### RAW RECORDS

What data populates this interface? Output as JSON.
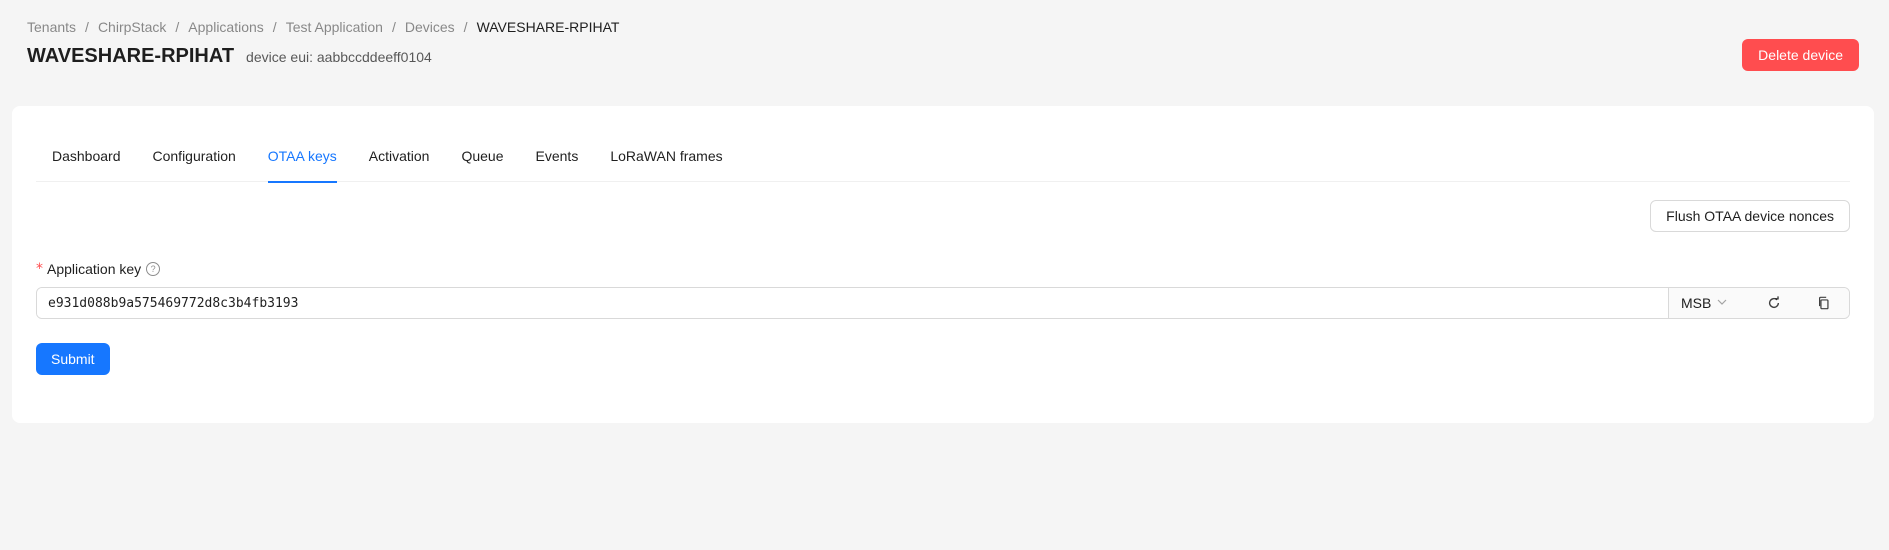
{
  "breadcrumb": [
    "Tenants",
    "ChirpStack",
    "Applications",
    "Test Application",
    "Devices"
  ],
  "breadcrumb_current": "WAVESHARE-RPIHAT",
  "breadcrumb_sep": "/",
  "header": {
    "title": "WAVESHARE-RPIHAT",
    "subtitle": "device eui: aabbccddeeff0104",
    "delete_label": "Delete device"
  },
  "tabs": [
    "Dashboard",
    "Configuration",
    "OTAA keys",
    "Activation",
    "Queue",
    "Events",
    "LoRaWAN frames"
  ],
  "active_tab": "OTAA keys",
  "flush_label": "Flush OTAA device nonces",
  "form": {
    "required_mark": "*",
    "label": "Application key",
    "help_glyph": "?",
    "value": "e931d088b9a575469772d8c3b4fb3193",
    "byte_order": "MSB",
    "submit_label": "Submit"
  },
  "colors": {
    "primary": "#1677ff",
    "danger": "#ff4d4f",
    "background": "#f5f5f5"
  },
  "icons": {
    "regenerate": "refresh-icon",
    "copy": "copy-icon",
    "help": "question-circle-icon",
    "dropdown": "chevron-down-icon"
  }
}
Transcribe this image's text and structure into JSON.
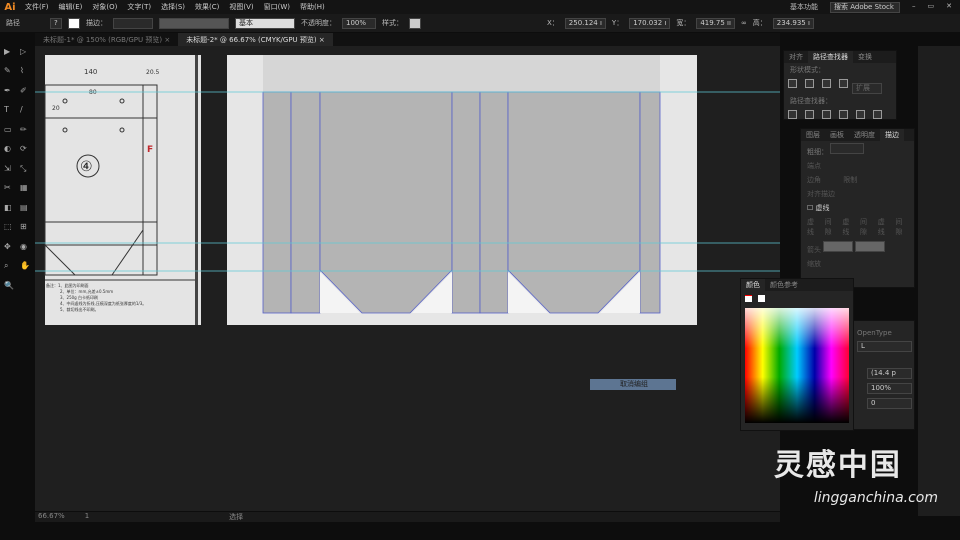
{
  "app": {
    "logo": "Ai",
    "menu": [
      "文件(F)",
      "编辑(E)",
      "对象(O)",
      "文字(T)",
      "选择(S)",
      "效果(C)",
      "视图(V)",
      "窗口(W)",
      "帮助(H)"
    ],
    "workspace": "基本功能",
    "search_placeholder": "搜索 Adobe Stock"
  },
  "control": {
    "selection": "路径",
    "stroke_label": "描边：",
    "stroke_style": "基本",
    "opacity_label": "不透明度：",
    "opacity": "100%",
    "style_label": "样式：",
    "x_label": "X：",
    "x": "250.124 ı",
    "y_label": "Y：",
    "y": "170.032 ı",
    "w_label": "宽：",
    "w": "419.75 ıı",
    "h_label": "高：",
    "h": "234.935 ı"
  },
  "tabs": [
    {
      "label": "未标题-1* @ 150% (RGB/GPU 预览)",
      "close": "×"
    },
    {
      "label": "未标题-2* @ 66.67% (CMYK/GPU 预览)",
      "close": "×"
    }
  ],
  "drawing": {
    "dim1": "140",
    "dim2": "20.5",
    "dim3": "80",
    "dim4": "20",
    "number": "④",
    "mark": "F",
    "notes": [
      "备注：1、此图为印刷面",
      "2、单位：mm,允差±0.5mm",
      "3、250g 白卡纸印刷",
      "4、中间虚线为折线,压痕深度为纸张厚度的1/3。",
      "5、裁切线出不印刷。"
    ]
  },
  "pathfinder": {
    "tabs": [
      "对齐",
      "路径查找器",
      "变换"
    ],
    "shape_modes": "形状模式：",
    "expand": "扩展",
    "pathfinders": "路径查找器："
  },
  "stroke": {
    "tabs": [
      "图层",
      "画板",
      "透明度",
      "描边"
    ],
    "weight": "粗细：",
    "cap": "端点",
    "corner": "边角",
    "limit": "限制",
    "align": "对齐描边",
    "dashed": "虚线",
    "dash_labels": [
      "虚线",
      "间隙",
      "虚线",
      "间隙",
      "虚线",
      "间隙"
    ],
    "arrow": "箭头",
    "scale": "缩放"
  },
  "color": {
    "tabs": [
      "颜色",
      "颜色参考"
    ]
  },
  "char": {
    "opentype": "OpenType",
    "style": "L",
    "leading": "(14.4 p",
    "scale": "100%",
    "tracking": "0"
  },
  "tooltip": "取消编组",
  "status": {
    "zoom": "66.67%",
    "page": "1",
    "tool": "选择"
  },
  "watermark": {
    "brand": "灵感中国",
    "url": "lingganchina.com"
  }
}
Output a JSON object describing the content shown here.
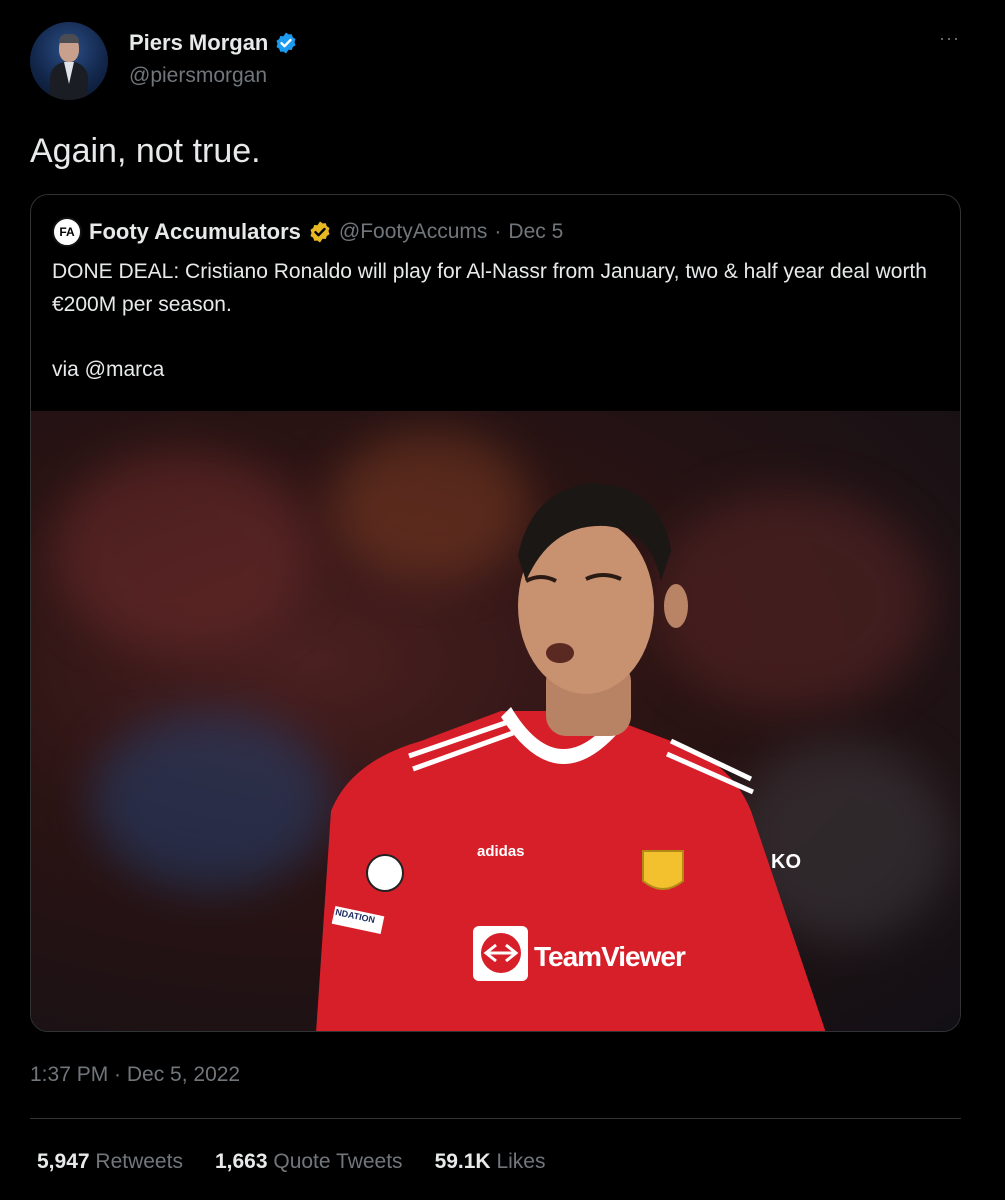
{
  "author": {
    "name": "Piers Morgan",
    "handle": "@piersmorgan",
    "verified_badge_color": "#1d9bf0"
  },
  "more_menu": "···",
  "tweet": {
    "text": "Again, not true.",
    "timestamp": "1:37 PM · Dec 5, 2022"
  },
  "quoted_tweet": {
    "logo_text": "FA",
    "name": "Footy Accumulators",
    "verified_badge_color": "#e8b823",
    "handle": "@FootyAccums",
    "separator": "·",
    "date": "Dec 5",
    "body_line1": "DONE DEAL: Cristiano Ronaldo will play for Al-Nassr from January, two & half year deal worth €200M per season.",
    "body_line2": "via @marca",
    "image": {
      "shirt_sponsor": "TeamViewer",
      "shirt_brand": "adidas",
      "sleeve_text": "KO",
      "badge_text": "NDATION"
    }
  },
  "stats": {
    "retweets_count": "5,947",
    "retweets_label": "Retweets",
    "quotes_count": "1,663",
    "quotes_label": "Quote Tweets",
    "likes_count": "59.1K",
    "likes_label": "Likes"
  }
}
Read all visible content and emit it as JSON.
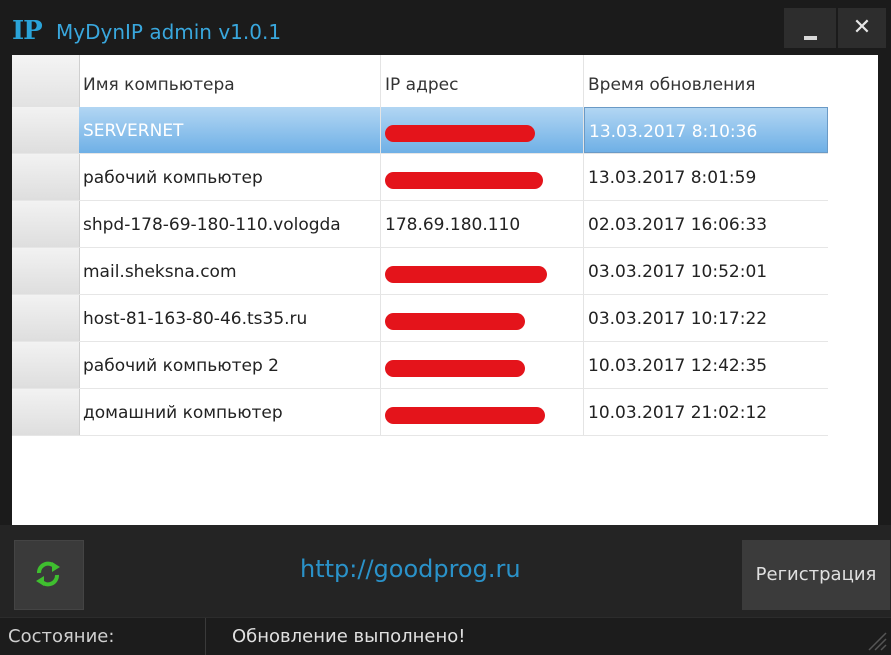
{
  "window": {
    "icon_text": "IP",
    "title": "MyDynIP admin v1.0.1",
    "close_glyph": "✕"
  },
  "table": {
    "columns": [
      "Имя компьютера",
      "IP адрес",
      "Время обновления"
    ],
    "rows": [
      {
        "name": "SERVERNET",
        "ip": "",
        "time": "13.03.2017 8:10:36",
        "selected": true
      },
      {
        "name": "рабочий компьютер",
        "ip": "",
        "time": "13.03.2017 8:01:59"
      },
      {
        "name": "shpd-178-69-180-110.vologda",
        "ip": "178.69.180.110",
        "time": "02.03.2017 16:06:33"
      },
      {
        "name": "mail.sheksna.com",
        "ip": "",
        "time": "03.03.2017 10:52:01"
      },
      {
        "name": "host-81-163-80-46.ts35.ru",
        "ip": "",
        "time": "03.03.2017 10:17:22"
      },
      {
        "name": "рабочий компьютер 2",
        "ip": "",
        "time": "10.03.2017 12:42:35"
      },
      {
        "name": "домашний компьютер",
        "ip": "",
        "time": "10.03.2017 21:02:12"
      }
    ]
  },
  "toolbar": {
    "refresh_icon": "refresh-icon",
    "link": "http://goodprog.ru",
    "register_label": "Регистрация"
  },
  "status": {
    "label": "Состояние:",
    "text": "Обновление выполнено!"
  },
  "colors": {
    "accent": "#2aa3d8",
    "selection": "#6fb0e6",
    "redaction": "#e4141b"
  }
}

### EXERCISE DETAILS
With the pictures left out, please output each line from the one containing "Read all visible content and emit it as JSON." through the end of the entries, exactly as it is.

### WRITTEN ANSWER
Read all visible content and emit it as JSON.
{
  "window": {
    "icon_text": "IP",
    "title": "MyDynIP admin v1.0.1",
    "close_glyph": "✕"
  },
  "table": {
    "columns": [
      "Имя компьютера",
      "IP адрес",
      "Время обновления"
    ],
    "rows": [
      {
        "name": "SERVERNET",
        "ip": "",
        "time": "13.03.2017 8:10:36",
        "selected": true
      },
      {
        "name": "рабочий компьютер",
        "ip": "",
        "time": "13.03.2017 8:01:59"
      },
      {
        "name": "shpd-178-69-180-110.vologda",
        "ip": "178.69.180.110",
        "time": "02.03.2017 16:06:33"
      },
      {
        "name": "mail.sheksna.com",
        "ip": "",
        "time": "03.03.2017 10:52:01"
      },
      {
        "name": "host-81-163-80-46.ts35.ru",
        "ip": "",
        "time": "03.03.2017 10:17:22"
      },
      {
        "name": "рабочий компьютер 2",
        "ip": "",
        "time": "10.03.2017 12:42:35"
      },
      {
        "name": "домашний компьютер",
        "ip": "",
        "time": "10.03.2017 21:02:12"
      }
    ]
  },
  "toolbar": {
    "refresh_icon": "refresh-icon",
    "link": "http://goodprog.ru",
    "register_label": "Регистрация"
  },
  "status": {
    "label": "Состояние:",
    "text": "Обновление выполнено!"
  },
  "colors": {
    "accent": "#2aa3d8",
    "selection": "#6fb0e6",
    "redaction": "#e4141b"
  }
}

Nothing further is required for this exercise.